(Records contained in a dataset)

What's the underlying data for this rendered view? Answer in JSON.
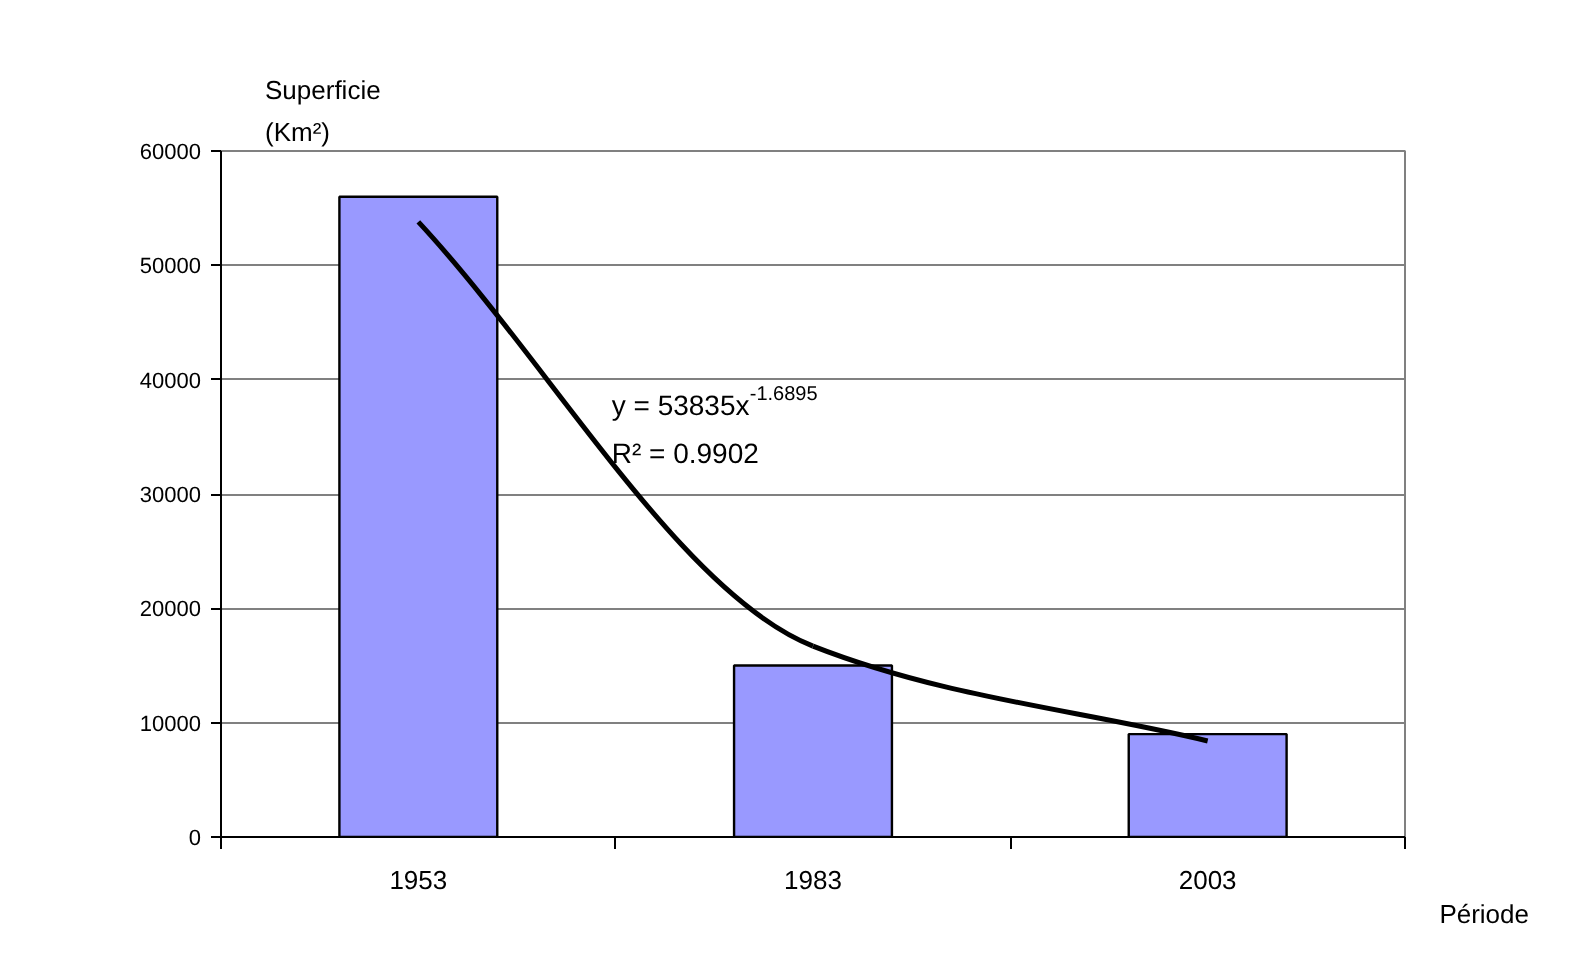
{
  "chart_data": {
    "type": "bar",
    "ylabel": "Superficie (Km²)",
    "xlabel": "Période",
    "categories": [
      "1953",
      "1983",
      "2003"
    ],
    "series": [
      {
        "color": "#9999ff",
        "values": [
          56000,
          15000,
          9000
        ]
      },
      {
        "type": "line",
        "color": "#000000",
        "values": [
          53800,
          16700,
          8400
        ]
      }
    ],
    "ylim": [
      0,
      60000
    ],
    "yticks": [
      0,
      10000,
      20000,
      30000,
      40000,
      50000,
      60000
    ],
    "grid": "y",
    "annotations": [
      "y = 53835x$^{-1.6895}$",
      "R² = 0.9902"
    ]
  }
}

Given exercise: Reproduce the material above verbatim; omit every picture.

Completed task:
What's the underlying data for this rendered view? Answer in JSON.
{
  "chart_data": {
    "type": "bar",
    "ylabel": "Superficie (Km²)",
    "xlabel": "Période",
    "categories": [
      "1953",
      "1983",
      "2003"
    ],
    "series": [
      {
        "color": "#9999ff",
        "values": [
          56000,
          15000,
          9000
        ]
      },
      {
        "type": "line",
        "color": "#000000",
        "values": [
          53800,
          16700,
          8400
        ]
      }
    ],
    "ylim": [
      0,
      60000
    ],
    "yticks": [
      0,
      10000,
      20000,
      30000,
      40000,
      50000,
      60000
    ],
    "grid": "y",
    "annotations": [
      "y = 53835x$^{-1.6895}$",
      "R² = 0.9902"
    ]
  }
}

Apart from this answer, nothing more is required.